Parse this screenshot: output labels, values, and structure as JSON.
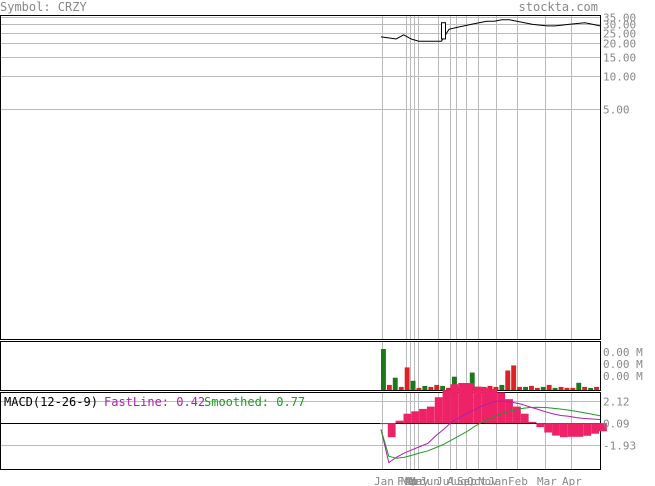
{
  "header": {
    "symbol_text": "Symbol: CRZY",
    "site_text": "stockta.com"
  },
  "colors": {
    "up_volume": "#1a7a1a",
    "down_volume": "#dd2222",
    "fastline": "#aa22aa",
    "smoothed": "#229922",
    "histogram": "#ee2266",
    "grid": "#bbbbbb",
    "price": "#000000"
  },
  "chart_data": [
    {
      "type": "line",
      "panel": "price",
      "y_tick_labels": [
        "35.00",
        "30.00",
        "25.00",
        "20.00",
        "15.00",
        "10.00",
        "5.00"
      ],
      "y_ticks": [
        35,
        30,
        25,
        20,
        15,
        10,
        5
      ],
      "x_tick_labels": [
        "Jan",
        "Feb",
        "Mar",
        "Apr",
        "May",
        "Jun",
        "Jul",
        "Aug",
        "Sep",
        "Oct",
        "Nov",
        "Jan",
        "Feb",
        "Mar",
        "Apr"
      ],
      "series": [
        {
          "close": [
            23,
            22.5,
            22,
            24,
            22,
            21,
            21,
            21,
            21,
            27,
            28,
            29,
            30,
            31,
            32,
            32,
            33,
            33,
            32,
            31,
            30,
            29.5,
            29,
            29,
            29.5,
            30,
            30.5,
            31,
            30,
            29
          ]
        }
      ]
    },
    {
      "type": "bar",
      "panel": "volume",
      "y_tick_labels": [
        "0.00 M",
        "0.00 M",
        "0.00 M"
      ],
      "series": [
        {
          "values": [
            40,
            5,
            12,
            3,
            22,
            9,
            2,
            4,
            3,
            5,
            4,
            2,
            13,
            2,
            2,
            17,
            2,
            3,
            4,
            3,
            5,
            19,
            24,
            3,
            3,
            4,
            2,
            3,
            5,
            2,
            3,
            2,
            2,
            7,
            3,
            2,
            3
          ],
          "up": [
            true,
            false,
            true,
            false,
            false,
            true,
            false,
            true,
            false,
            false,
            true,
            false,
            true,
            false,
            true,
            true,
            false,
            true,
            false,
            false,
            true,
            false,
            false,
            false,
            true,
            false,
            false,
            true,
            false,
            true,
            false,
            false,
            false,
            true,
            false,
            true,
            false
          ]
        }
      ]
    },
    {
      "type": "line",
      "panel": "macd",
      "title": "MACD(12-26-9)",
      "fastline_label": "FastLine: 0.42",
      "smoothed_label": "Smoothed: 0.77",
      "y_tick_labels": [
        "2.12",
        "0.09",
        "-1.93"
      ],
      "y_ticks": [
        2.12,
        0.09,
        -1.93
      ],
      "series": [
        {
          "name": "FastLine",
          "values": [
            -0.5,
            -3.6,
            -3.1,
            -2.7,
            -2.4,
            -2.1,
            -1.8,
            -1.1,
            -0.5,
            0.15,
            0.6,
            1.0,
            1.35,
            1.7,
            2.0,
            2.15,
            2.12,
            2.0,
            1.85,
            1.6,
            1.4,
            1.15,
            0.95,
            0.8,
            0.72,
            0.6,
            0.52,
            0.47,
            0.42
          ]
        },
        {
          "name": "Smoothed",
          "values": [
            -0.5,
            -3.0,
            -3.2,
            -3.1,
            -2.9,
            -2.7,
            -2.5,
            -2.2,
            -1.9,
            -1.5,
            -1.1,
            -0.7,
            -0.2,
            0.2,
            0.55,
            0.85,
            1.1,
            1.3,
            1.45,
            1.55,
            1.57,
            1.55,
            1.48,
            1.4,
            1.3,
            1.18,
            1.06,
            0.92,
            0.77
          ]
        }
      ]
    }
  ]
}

====

Go through the data above and transcribe it in full, omitting any image.

▶ _WRITTEN RESPONSE_:
Parse this screenshot: output labels, values, and structure as JSON.
{
  "header": {
    "symbol_text": "Symbol: CRZY",
    "site_text": "stockta.com"
  },
  "colors": {
    "up_volume": "#1a7a1a",
    "down_volume": "#dd2222",
    "fastline": "#aa22aa",
    "smoothed": "#229922",
    "histogram": "#ee2266",
    "grid": "#bbbbbb",
    "price": "#000000"
  },
  "chart_data": [
    {
      "type": "line",
      "panel": "price",
      "y_tick_labels": [
        "35.00",
        "30.00",
        "25.00",
        "20.00",
        "15.00",
        "10.00",
        "5.00"
      ],
      "y_ticks": [
        35,
        30,
        25,
        20,
        15,
        10,
        5
      ],
      "x_tick_labels": [
        "Jan",
        "Feb",
        "Mar",
        "Apr",
        "May",
        "Jun",
        "Jul",
        "Aug",
        "Sep",
        "Oct",
        "Nov",
        "Jan",
        "Feb",
        "Mar",
        "Apr"
      ],
      "series": [
        {
          "close": [
            23,
            22.5,
            22,
            24,
            22,
            21,
            21,
            21,
            21,
            27,
            28,
            29,
            30,
            31,
            32,
            32,
            33,
            33,
            32,
            31,
            30,
            29.5,
            29,
            29,
            29.5,
            30,
            30.5,
            31,
            30,
            29
          ]
        }
      ]
    },
    {
      "type": "bar",
      "panel": "volume",
      "y_tick_labels": [
        "0.00 M",
        "0.00 M",
        "0.00 M"
      ],
      "series": [
        {
          "values": [
            40,
            5,
            12,
            3,
            22,
            9,
            2,
            4,
            3,
            5,
            4,
            2,
            13,
            2,
            2,
            17,
            2,
            3,
            4,
            3,
            5,
            19,
            24,
            3,
            3,
            4,
            2,
            3,
            5,
            2,
            3,
            2,
            2,
            7,
            3,
            2,
            3
          ],
          "up": [
            true,
            false,
            true,
            false,
            false,
            true,
            false,
            true,
            false,
            false,
            true,
            false,
            true,
            false,
            true,
            true,
            false,
            true,
            false,
            false,
            true,
            false,
            false,
            false,
            true,
            false,
            false,
            true,
            false,
            true,
            false,
            false,
            false,
            true,
            false,
            true,
            false
          ]
        }
      ]
    },
    {
      "type": "line",
      "panel": "macd",
      "title": "MACD(12-26-9)",
      "fastline_label": "FastLine: 0.42",
      "smoothed_label": "Smoothed: 0.77",
      "y_tick_labels": [
        "2.12",
        "0.09",
        "-1.93"
      ],
      "y_ticks": [
        2.12,
        0.09,
        -1.93
      ],
      "series": [
        {
          "name": "FastLine",
          "values": [
            -0.5,
            -3.6,
            -3.1,
            -2.7,
            -2.4,
            -2.1,
            -1.8,
            -1.1,
            -0.5,
            0.15,
            0.6,
            1.0,
            1.35,
            1.7,
            2.0,
            2.15,
            2.12,
            2.0,
            1.85,
            1.6,
            1.4,
            1.15,
            0.95,
            0.8,
            0.72,
            0.6,
            0.52,
            0.47,
            0.42
          ]
        },
        {
          "name": "Smoothed",
          "values": [
            -0.5,
            -3.0,
            -3.2,
            -3.1,
            -2.9,
            -2.7,
            -2.5,
            -2.2,
            -1.9,
            -1.5,
            -1.1,
            -0.7,
            -0.2,
            0.2,
            0.55,
            0.85,
            1.1,
            1.3,
            1.45,
            1.55,
            1.57,
            1.55,
            1.48,
            1.4,
            1.3,
            1.18,
            1.06,
            0.92,
            0.77
          ]
        }
      ]
    }
  ]
}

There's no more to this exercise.